■ **What is needed**: Reproduce all of the data that follows, character for character.

[Begin Material provided]

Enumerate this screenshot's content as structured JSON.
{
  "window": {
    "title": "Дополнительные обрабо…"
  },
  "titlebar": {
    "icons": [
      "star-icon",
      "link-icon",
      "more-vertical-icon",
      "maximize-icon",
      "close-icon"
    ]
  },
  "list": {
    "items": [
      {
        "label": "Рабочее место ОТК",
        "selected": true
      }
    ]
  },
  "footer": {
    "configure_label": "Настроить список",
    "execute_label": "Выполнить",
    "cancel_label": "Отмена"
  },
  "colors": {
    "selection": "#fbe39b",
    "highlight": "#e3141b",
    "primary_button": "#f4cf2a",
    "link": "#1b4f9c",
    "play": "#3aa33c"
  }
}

[End Material provided]

■ **Output below**:
Enumerate this screenshot's content as structured JSON.
{
  "window": {
    "title": "Дополнительные обрабо…"
  },
  "titlebar": {
    "icons": [
      "star-icon",
      "link-icon",
      "more-vertical-icon",
      "maximize-icon",
      "close-icon"
    ]
  },
  "list": {
    "items": [
      {
        "label": "Рабочее место ОТК",
        "selected": true
      }
    ]
  },
  "footer": {
    "configure_label": "Настроить список",
    "execute_label": "Выполнить",
    "cancel_label": "Отмена"
  },
  "colors": {
    "selection": "#fbe39b",
    "highlight": "#e3141b",
    "primary_button": "#f4cf2a",
    "link": "#1b4f9c",
    "play": "#3aa33c"
  }
}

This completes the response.